§ Page extract
╔══

On the heels of a massive Timothée Chalamet look-alike contest in New York City, an event so popular that even the actor showed up, audiences are tasked with what is now the impossible: believing that he is a virtually obscure artist with a complex relationship with fame.
That’s what writer-director James Mangold’s new film “A Complete Unknown” banks on. In it, Chalamet portrays a 20-something-year-old Bob Dylan beginning in the early 1960s, a time when the musician was performing small, folky gigs at pubs in The Big Apple simultaneously with his guitar and harmonica — just a few short years before he became a legend.
It sort of makes sense that Chalamet would play this role. Despite being only 28 years old, he hasn’t gone 12 months in the last decade without starring in a movie, achieving multiple Oscar nominations and obviously building a rabid, largely Gen Z fanbase in the process. But he hasn’t actually won an Oscar. And save for one or two films such as 2018’s “Beautiful Boy,” he hasn’t much portrayed real-life people, which has historically been like catnip for award voters.
With “A Complete Unknown,” he does a few things the Academy just loves — portray an actual person, cater to an older audience that more closely resembles the voters and engage with the (particularly white) Dylan obsessives. Whether awards motivate the actor or not, it’s acutely clear from the media frenzy around this movie (more on that in a bit) that that is what the studio is interested in and what so much of the press around it help validate.

╚══

§ Exercise data
╔══

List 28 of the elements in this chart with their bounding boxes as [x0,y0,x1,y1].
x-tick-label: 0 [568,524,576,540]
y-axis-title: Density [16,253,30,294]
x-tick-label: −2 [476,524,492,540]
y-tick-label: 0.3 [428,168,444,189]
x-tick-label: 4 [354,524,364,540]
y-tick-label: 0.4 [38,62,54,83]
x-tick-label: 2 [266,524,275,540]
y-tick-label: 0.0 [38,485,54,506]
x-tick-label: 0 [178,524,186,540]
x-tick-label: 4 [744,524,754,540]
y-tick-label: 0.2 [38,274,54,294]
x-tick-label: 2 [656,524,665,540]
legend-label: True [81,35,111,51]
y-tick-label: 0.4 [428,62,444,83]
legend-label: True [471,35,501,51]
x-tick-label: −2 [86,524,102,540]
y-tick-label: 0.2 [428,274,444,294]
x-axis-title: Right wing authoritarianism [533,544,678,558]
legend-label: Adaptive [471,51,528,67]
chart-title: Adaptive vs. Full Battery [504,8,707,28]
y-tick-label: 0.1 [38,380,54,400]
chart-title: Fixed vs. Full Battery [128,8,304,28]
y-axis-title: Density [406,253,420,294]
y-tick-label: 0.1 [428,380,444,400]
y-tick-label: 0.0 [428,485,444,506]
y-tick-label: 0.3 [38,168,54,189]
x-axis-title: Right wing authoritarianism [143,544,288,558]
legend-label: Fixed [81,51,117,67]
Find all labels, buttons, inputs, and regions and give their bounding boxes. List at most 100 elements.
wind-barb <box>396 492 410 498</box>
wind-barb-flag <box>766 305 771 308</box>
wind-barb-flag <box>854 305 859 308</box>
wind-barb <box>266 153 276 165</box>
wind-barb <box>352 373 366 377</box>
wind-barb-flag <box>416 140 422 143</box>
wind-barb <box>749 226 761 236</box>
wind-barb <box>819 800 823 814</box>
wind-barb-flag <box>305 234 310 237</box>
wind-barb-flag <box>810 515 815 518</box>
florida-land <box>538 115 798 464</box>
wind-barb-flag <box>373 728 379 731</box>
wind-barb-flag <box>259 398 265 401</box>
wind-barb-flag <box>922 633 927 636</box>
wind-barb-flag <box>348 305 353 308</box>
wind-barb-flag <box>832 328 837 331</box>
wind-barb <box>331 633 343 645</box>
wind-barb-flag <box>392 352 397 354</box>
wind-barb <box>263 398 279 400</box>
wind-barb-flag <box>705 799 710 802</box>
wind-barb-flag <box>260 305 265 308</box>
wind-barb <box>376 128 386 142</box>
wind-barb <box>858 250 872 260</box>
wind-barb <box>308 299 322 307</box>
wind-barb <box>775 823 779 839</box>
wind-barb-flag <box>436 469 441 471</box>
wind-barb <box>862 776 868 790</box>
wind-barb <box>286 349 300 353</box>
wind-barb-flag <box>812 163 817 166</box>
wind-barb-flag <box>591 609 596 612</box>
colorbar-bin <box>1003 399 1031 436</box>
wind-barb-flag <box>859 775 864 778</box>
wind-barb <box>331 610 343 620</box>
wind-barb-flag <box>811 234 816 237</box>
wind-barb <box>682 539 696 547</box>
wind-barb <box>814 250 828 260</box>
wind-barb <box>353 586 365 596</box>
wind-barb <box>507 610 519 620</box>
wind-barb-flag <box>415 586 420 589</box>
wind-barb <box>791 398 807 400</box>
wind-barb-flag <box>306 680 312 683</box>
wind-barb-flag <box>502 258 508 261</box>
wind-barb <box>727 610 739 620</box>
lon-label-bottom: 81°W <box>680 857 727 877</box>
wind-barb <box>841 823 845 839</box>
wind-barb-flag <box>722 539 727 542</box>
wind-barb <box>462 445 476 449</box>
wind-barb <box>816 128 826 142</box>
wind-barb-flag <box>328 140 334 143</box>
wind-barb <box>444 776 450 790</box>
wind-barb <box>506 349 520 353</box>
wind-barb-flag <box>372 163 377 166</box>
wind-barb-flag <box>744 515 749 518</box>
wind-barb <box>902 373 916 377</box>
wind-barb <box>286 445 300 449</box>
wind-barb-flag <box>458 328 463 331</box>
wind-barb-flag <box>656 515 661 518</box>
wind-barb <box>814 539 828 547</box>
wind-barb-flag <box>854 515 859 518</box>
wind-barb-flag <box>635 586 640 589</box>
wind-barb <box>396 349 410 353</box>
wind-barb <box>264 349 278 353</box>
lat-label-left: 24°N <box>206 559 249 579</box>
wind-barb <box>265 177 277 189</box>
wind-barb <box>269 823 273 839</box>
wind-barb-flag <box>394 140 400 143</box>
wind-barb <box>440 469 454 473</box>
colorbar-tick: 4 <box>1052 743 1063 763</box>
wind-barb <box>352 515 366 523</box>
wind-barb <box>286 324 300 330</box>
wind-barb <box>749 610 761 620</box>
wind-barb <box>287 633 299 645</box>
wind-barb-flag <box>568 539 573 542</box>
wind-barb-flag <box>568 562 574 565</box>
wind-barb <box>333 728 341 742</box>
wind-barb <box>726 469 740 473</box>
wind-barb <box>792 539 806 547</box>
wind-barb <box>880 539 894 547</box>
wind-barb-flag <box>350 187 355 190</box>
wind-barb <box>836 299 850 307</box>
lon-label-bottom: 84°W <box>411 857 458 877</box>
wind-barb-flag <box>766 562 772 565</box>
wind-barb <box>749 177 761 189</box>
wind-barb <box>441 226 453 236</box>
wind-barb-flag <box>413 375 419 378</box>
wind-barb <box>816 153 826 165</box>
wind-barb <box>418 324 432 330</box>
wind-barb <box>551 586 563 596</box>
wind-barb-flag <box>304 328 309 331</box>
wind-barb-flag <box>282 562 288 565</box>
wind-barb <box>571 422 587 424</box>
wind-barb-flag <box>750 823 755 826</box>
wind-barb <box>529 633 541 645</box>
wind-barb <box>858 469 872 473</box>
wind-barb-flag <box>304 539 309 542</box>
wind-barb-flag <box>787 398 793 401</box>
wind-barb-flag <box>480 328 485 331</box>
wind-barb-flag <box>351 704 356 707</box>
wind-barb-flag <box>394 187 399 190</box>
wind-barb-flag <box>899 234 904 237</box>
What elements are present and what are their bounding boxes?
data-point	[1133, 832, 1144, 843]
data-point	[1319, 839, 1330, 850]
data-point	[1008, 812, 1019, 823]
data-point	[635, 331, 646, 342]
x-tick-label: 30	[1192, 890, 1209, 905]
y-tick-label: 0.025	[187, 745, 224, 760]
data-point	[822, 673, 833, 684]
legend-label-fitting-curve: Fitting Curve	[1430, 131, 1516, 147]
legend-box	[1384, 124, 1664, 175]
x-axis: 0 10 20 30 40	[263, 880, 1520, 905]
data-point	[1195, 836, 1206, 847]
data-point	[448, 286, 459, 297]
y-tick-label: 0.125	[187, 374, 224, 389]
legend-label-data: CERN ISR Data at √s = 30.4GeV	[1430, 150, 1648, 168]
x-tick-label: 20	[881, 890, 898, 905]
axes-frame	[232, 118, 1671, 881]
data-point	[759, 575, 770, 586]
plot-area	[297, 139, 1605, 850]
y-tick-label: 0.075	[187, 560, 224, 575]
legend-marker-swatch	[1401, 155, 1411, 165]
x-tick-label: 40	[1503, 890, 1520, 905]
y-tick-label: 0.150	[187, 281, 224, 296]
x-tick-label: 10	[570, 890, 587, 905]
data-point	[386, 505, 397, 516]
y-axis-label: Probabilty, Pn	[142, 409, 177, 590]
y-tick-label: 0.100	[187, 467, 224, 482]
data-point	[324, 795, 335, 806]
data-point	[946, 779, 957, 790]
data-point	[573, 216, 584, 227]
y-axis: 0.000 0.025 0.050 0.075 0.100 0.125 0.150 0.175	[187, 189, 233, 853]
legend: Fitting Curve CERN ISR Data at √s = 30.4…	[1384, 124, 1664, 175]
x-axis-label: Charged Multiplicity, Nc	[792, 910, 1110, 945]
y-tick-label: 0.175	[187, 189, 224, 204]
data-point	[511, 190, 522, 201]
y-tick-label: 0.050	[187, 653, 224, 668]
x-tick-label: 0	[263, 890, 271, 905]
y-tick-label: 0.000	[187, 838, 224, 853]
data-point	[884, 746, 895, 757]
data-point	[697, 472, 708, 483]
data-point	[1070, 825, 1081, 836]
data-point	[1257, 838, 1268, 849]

╚══

§ What to work on
A. According to the film review, how old is Chalamet?
B. In the records, swap "Density" for "Probability density" in everything from the start of the records down through the line containing "x-axis-title: Right wing authoritarianism [533,544,678,558]", keeping all else the same. Return only those lines.
The film review and the records are separate, unrelated material.

§ Task responses
A. 28 years old.

B.
List 28 of the elements in this chart with their bounding boxes as [x0,y0,x1,y1].
x-tick-label: 0 [568,524,576,540]
y-axis-title: Probability density [16,253,30,294]
x-tick-label: −2 [476,524,492,540]
y-tick-label: 0.3 [428,168,444,189]
x-tick-label: 4 [354,524,364,540]
y-tick-label: 0.4 [38,62,54,83]
x-tick-label: 2 [266,524,275,540]
y-tick-label: 0.0 [38,485,54,506]
x-tick-label: 0 [178,524,186,540]
x-tick-label: 4 [744,524,754,540]
y-tick-label: 0.2 [38,274,54,294]
x-tick-label: 2 [656,524,665,540]
legend-label: True [81,35,111,51]
y-tick-label: 0.4 [428,62,444,83]
legend-label: True [471,35,501,51]
x-tick-label: −2 [86,524,102,540]
y-tick-label: 0.2 [428,274,444,294]
x-axis-title: Right wing authoritarianism [533,544,678,558]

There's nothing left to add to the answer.